**PROBLEM DESCRIPTION**
Here are some records; copy every line that holds the word "from".

**GIVEN RECORDS**
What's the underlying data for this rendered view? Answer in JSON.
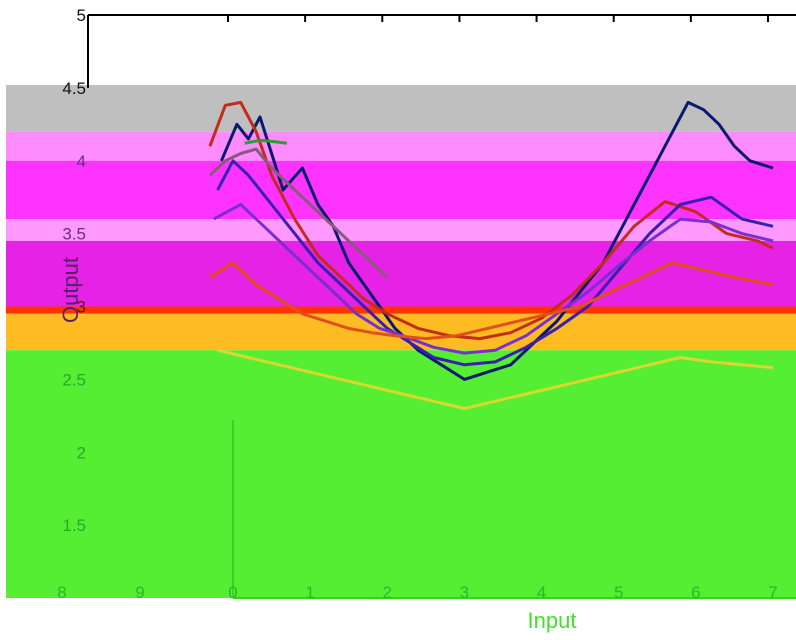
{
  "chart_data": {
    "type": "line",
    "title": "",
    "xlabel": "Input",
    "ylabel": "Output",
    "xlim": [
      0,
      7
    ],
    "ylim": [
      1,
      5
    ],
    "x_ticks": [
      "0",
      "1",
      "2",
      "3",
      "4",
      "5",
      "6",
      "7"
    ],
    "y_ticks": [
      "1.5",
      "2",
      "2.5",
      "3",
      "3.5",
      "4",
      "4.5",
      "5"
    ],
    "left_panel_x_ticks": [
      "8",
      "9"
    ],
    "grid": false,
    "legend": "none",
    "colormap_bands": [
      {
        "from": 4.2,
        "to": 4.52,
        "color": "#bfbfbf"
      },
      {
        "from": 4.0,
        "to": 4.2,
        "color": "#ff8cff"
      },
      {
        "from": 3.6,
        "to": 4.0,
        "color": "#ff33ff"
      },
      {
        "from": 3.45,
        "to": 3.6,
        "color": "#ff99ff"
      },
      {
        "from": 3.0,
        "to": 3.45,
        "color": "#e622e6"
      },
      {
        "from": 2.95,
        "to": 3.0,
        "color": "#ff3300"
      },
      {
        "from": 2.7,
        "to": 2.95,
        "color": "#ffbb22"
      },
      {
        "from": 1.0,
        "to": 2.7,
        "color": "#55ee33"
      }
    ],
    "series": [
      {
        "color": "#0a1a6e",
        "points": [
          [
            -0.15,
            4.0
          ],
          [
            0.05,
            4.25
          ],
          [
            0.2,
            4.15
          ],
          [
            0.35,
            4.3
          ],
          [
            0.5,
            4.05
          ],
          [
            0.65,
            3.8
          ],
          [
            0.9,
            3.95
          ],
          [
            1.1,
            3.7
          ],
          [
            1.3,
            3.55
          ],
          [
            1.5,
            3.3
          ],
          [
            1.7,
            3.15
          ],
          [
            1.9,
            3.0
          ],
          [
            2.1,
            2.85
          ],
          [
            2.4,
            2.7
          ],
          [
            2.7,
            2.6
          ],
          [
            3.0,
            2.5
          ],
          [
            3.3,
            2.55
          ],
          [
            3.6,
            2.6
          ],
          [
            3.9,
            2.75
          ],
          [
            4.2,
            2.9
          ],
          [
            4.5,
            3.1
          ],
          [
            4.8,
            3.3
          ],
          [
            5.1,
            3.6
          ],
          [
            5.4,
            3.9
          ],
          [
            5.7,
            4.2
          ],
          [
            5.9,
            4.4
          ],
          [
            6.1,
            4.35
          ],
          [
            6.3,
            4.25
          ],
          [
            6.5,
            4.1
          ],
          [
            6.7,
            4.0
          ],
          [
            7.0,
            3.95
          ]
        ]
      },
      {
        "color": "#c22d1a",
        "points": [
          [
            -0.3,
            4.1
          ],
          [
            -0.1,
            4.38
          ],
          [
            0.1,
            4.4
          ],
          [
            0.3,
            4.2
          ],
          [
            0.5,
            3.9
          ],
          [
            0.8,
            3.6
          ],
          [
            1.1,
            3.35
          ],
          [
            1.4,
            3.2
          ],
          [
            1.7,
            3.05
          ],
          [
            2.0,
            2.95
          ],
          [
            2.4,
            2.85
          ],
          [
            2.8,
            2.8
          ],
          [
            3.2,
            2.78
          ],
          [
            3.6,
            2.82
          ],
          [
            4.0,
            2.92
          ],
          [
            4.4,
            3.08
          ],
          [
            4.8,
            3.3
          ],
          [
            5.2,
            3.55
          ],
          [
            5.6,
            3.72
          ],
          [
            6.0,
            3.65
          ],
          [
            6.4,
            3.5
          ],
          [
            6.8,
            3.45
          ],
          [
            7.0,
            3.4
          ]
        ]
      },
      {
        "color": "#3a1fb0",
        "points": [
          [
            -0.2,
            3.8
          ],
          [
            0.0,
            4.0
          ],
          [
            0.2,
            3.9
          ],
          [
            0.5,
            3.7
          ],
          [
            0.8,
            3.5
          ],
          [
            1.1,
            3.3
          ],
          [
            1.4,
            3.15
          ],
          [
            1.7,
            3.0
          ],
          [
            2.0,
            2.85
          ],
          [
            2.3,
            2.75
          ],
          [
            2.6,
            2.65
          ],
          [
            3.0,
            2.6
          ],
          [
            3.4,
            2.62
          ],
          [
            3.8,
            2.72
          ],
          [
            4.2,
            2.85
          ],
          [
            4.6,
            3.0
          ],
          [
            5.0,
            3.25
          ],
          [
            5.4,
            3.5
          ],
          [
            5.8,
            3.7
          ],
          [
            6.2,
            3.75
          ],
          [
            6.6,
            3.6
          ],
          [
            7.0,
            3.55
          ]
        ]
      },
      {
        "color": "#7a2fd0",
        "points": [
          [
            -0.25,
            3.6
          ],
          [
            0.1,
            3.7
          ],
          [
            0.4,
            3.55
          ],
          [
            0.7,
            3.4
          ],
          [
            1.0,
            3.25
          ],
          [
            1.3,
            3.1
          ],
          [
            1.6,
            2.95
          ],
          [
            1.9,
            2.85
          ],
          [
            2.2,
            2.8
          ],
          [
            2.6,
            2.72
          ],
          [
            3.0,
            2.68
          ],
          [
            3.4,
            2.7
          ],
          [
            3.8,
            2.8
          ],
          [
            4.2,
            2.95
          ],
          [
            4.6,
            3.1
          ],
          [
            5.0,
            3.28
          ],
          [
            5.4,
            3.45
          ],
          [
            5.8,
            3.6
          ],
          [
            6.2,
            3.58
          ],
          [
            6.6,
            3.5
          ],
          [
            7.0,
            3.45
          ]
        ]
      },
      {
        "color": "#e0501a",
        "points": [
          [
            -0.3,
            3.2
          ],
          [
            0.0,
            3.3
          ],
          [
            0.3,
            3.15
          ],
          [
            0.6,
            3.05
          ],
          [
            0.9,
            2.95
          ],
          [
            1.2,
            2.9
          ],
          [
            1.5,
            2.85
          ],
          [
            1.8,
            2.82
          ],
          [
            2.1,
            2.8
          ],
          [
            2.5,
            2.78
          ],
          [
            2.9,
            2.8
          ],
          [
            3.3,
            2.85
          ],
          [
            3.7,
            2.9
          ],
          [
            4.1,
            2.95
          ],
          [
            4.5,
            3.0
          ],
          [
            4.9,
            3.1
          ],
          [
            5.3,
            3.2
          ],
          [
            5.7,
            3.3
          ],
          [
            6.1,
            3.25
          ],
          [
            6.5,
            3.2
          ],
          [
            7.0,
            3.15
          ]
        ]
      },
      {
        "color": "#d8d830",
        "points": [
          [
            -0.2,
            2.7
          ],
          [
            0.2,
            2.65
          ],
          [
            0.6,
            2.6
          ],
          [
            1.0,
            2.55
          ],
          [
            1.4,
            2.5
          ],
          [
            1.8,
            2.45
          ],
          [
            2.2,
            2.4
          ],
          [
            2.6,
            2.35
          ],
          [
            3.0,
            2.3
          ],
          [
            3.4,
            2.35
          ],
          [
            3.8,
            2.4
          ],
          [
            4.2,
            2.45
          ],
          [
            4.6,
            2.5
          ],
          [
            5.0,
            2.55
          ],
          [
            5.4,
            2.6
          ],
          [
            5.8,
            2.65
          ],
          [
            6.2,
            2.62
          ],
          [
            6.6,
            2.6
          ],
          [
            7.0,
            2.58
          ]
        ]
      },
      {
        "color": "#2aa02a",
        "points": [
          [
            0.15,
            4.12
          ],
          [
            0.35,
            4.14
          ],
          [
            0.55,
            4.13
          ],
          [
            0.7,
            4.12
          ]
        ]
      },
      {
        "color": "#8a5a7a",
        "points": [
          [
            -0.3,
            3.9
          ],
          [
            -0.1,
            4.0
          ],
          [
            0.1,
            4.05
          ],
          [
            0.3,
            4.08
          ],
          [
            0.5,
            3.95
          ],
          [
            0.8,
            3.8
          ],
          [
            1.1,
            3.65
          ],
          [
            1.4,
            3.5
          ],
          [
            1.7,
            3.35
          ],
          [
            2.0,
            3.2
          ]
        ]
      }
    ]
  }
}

**EXPECTED OUTPUT**
        "from": 4.2,
        "from": 4.0,
        "from": 3.6,
        "from": 3.45,
        "from": 3.0,
        "from": 2.95,
        "from": 2.7,
        "from": 1.0,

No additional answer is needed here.